(Source records)
..............................

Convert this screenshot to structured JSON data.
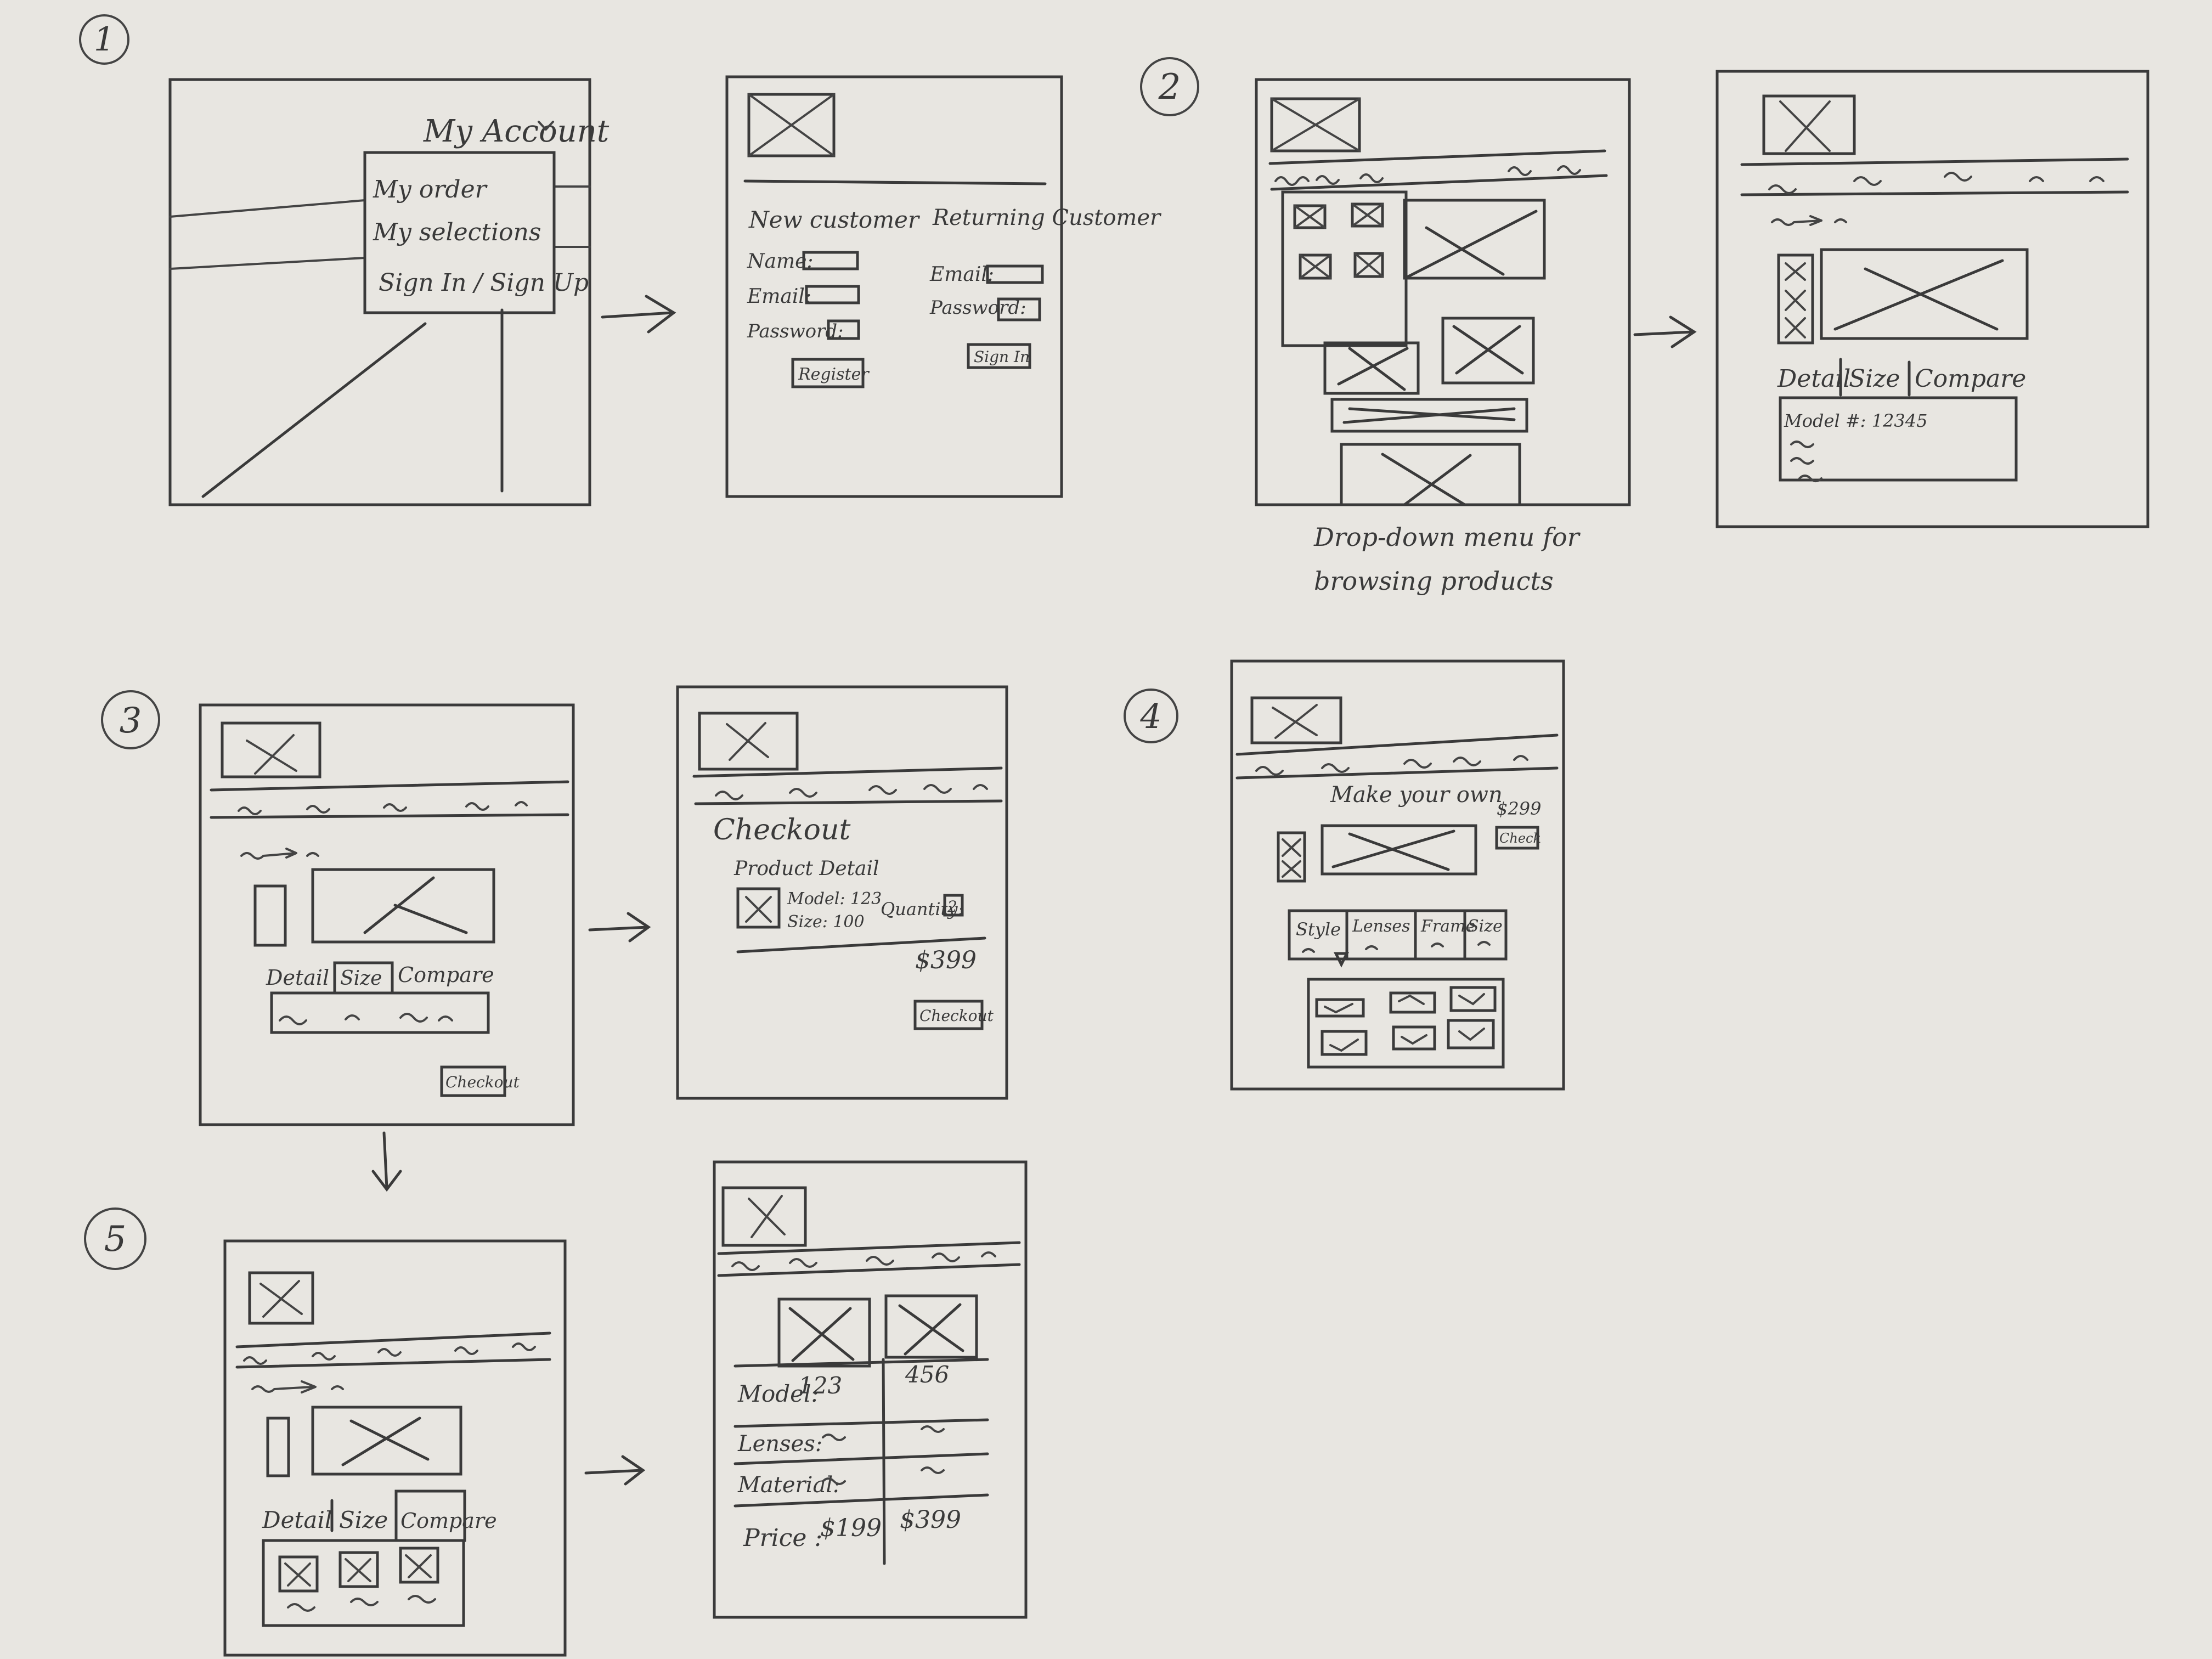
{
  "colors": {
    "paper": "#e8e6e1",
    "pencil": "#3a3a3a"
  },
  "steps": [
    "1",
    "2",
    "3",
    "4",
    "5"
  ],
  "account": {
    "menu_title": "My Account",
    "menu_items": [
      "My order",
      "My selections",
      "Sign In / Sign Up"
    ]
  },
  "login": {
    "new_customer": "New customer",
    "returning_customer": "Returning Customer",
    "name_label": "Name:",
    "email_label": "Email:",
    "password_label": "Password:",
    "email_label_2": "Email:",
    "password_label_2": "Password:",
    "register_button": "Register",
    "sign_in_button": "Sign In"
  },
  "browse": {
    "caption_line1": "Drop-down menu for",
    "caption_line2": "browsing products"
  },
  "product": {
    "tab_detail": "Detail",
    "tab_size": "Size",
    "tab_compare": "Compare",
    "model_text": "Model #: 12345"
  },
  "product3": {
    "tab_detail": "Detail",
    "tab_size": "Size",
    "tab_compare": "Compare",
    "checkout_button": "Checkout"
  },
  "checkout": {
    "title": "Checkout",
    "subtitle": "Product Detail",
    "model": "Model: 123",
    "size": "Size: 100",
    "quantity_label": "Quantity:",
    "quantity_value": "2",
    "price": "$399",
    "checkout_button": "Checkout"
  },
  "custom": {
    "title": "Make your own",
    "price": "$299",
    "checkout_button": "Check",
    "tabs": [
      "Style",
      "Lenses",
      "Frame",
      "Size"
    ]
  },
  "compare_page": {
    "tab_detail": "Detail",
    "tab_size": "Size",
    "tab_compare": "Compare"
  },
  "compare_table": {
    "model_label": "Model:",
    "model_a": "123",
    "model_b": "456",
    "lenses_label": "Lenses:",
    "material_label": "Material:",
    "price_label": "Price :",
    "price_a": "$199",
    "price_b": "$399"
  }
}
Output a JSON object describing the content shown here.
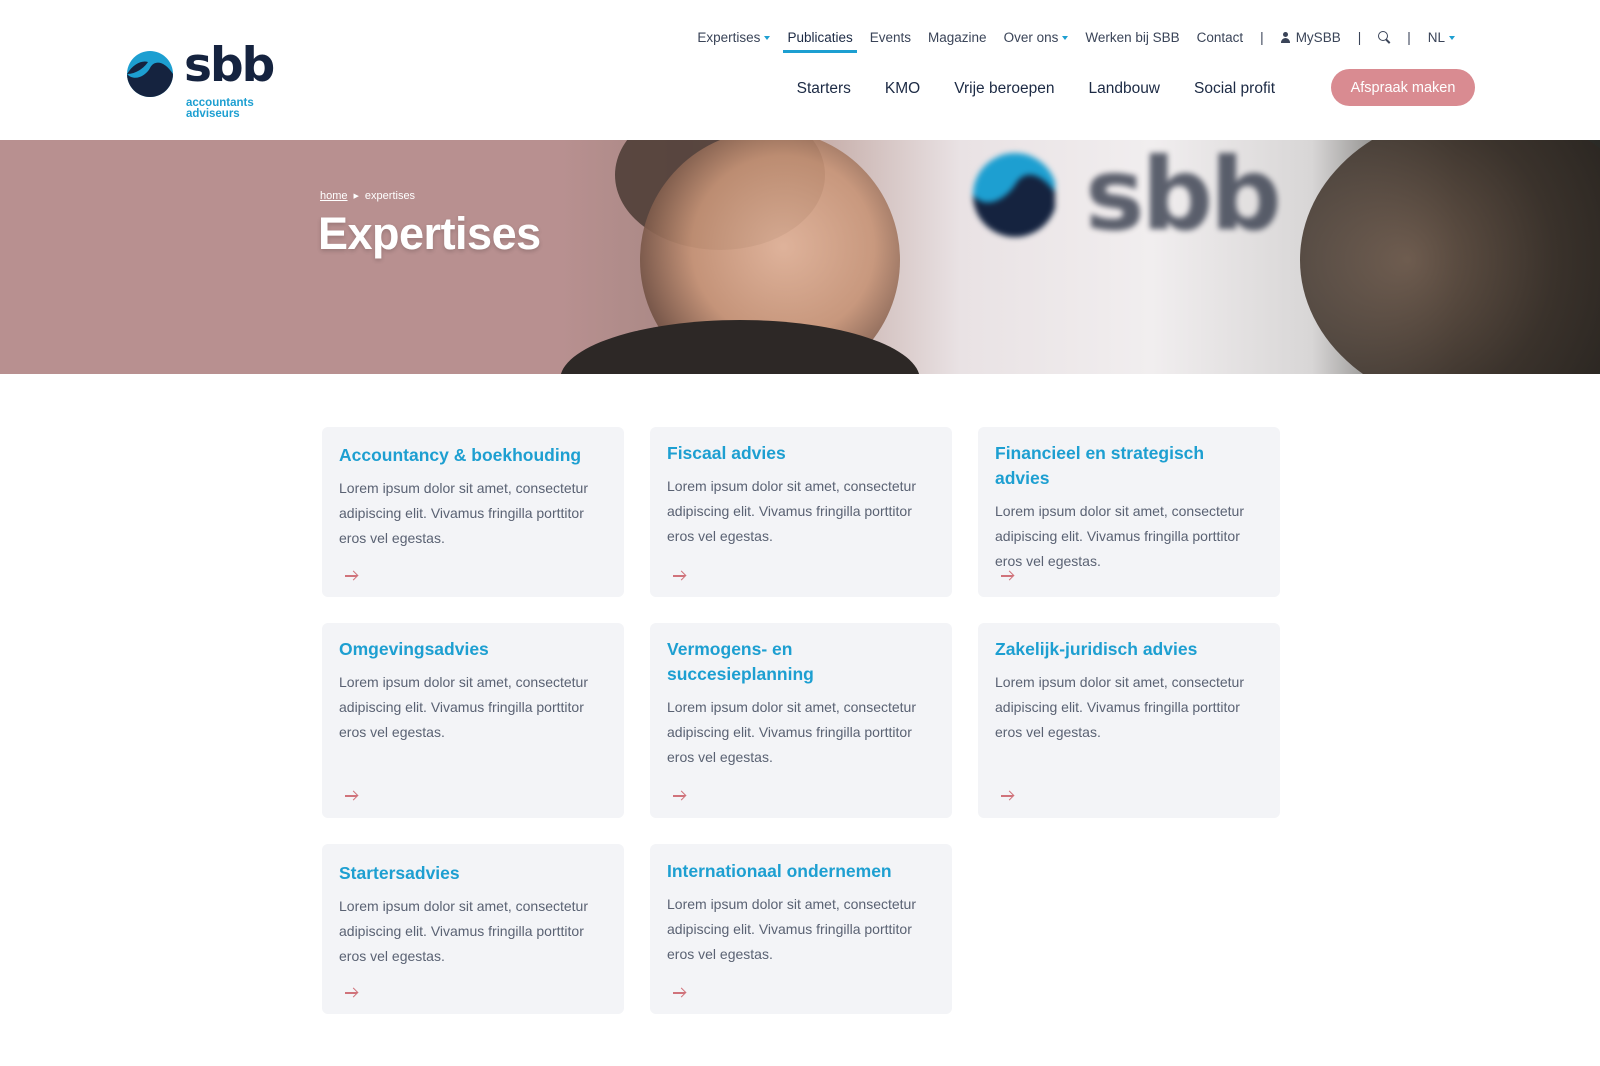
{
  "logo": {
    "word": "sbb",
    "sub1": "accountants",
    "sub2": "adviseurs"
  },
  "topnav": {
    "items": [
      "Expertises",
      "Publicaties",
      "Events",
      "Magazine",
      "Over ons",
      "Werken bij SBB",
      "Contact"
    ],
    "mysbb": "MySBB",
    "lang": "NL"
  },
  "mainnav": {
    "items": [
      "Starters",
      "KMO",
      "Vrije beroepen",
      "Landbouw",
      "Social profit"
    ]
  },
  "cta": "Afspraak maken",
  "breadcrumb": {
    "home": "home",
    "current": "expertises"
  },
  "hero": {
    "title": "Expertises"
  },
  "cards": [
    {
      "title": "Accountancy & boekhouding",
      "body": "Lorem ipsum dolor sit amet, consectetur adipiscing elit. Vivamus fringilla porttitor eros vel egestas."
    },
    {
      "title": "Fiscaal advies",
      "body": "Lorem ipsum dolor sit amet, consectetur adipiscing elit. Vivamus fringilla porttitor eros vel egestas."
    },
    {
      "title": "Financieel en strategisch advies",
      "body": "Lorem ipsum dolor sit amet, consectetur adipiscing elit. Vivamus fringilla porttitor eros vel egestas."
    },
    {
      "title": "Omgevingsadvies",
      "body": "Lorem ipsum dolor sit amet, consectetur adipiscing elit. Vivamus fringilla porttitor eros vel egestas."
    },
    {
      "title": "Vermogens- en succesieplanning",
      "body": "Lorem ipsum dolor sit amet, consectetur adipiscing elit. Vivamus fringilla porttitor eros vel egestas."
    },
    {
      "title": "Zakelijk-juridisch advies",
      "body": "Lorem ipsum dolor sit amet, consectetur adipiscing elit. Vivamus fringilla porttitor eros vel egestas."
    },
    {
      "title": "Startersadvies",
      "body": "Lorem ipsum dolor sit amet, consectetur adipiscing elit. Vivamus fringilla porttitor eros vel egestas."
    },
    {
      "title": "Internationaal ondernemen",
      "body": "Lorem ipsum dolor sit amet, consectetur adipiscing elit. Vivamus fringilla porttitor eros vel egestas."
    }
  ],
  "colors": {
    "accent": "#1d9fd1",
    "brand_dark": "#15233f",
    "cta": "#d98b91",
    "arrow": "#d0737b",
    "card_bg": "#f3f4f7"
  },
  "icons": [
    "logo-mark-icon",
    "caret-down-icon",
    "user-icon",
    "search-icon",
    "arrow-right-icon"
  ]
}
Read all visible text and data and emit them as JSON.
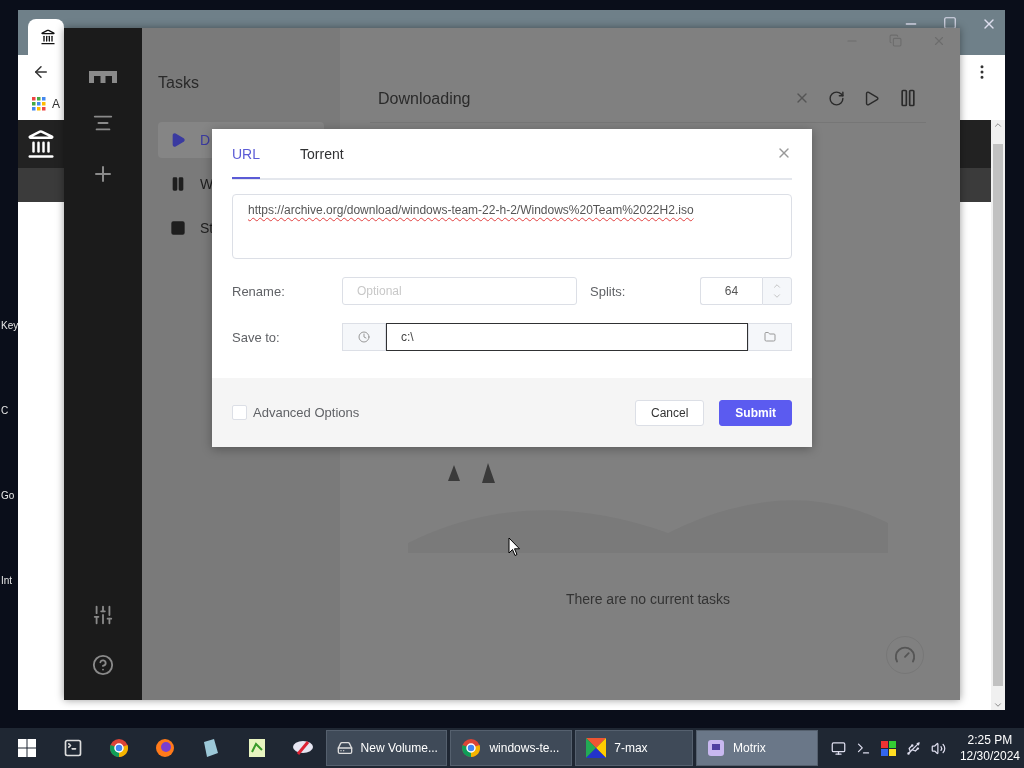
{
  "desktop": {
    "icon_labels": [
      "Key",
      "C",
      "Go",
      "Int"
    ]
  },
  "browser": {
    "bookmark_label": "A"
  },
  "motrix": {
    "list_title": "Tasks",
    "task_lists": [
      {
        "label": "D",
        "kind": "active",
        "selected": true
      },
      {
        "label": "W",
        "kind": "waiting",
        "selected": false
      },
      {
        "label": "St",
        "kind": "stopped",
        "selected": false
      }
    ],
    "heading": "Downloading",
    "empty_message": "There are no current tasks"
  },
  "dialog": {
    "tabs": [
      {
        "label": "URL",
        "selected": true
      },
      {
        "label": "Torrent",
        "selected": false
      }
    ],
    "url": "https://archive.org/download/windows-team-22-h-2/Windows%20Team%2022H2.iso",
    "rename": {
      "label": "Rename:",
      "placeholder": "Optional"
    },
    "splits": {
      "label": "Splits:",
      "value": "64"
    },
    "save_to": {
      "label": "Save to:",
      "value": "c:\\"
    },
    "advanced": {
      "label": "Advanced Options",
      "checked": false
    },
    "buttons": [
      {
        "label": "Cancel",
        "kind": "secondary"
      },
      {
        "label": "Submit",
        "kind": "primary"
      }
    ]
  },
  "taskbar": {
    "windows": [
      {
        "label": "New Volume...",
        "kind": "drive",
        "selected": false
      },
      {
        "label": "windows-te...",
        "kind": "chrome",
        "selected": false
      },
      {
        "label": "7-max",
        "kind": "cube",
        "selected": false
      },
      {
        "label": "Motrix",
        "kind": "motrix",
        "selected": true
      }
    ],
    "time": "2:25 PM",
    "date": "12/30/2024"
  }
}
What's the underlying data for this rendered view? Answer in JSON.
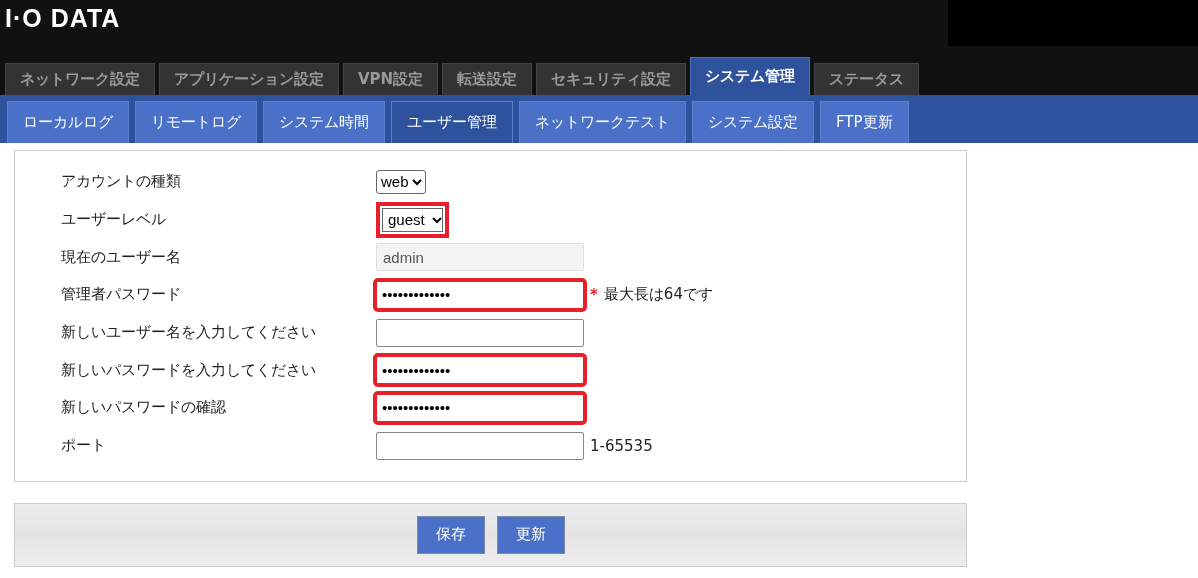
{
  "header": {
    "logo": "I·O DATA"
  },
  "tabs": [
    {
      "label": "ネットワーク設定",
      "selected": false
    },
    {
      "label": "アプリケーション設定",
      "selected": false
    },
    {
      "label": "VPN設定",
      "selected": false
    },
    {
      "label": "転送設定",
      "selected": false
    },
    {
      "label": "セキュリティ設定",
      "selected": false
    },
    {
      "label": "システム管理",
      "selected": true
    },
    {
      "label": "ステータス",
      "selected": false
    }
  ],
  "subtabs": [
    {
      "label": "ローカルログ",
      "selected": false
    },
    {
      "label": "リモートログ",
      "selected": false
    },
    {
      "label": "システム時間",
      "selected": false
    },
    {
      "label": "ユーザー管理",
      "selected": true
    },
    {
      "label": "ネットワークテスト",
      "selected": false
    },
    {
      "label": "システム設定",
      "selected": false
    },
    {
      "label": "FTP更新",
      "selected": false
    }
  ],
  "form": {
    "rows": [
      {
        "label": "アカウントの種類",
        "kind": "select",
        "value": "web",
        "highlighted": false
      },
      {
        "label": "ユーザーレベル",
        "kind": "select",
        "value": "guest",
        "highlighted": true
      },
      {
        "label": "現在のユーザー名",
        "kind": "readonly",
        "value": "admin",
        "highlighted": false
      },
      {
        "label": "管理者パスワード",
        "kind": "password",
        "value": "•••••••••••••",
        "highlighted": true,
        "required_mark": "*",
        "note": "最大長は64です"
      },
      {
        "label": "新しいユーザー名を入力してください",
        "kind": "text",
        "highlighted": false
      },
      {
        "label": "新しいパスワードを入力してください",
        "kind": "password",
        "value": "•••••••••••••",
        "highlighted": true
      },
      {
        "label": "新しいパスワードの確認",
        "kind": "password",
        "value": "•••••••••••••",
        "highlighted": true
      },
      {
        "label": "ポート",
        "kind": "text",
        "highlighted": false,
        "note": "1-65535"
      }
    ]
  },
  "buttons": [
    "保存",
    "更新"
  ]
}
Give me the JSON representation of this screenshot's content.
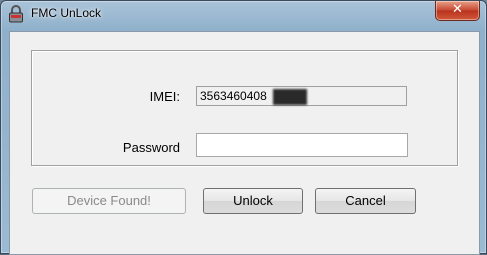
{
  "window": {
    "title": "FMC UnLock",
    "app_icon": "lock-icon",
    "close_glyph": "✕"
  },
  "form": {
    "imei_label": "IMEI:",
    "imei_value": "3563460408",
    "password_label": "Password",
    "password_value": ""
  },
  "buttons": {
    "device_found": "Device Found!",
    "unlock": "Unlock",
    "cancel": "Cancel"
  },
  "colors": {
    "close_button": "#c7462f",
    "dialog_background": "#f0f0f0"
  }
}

..............................

> **WHAT THE EXERCISE ASKS**: Take every line containing the word "current" and copy it.

> **ANSWER IN FULL**:
    "current": "expertises"
    "empty_message": "There are no current tasks"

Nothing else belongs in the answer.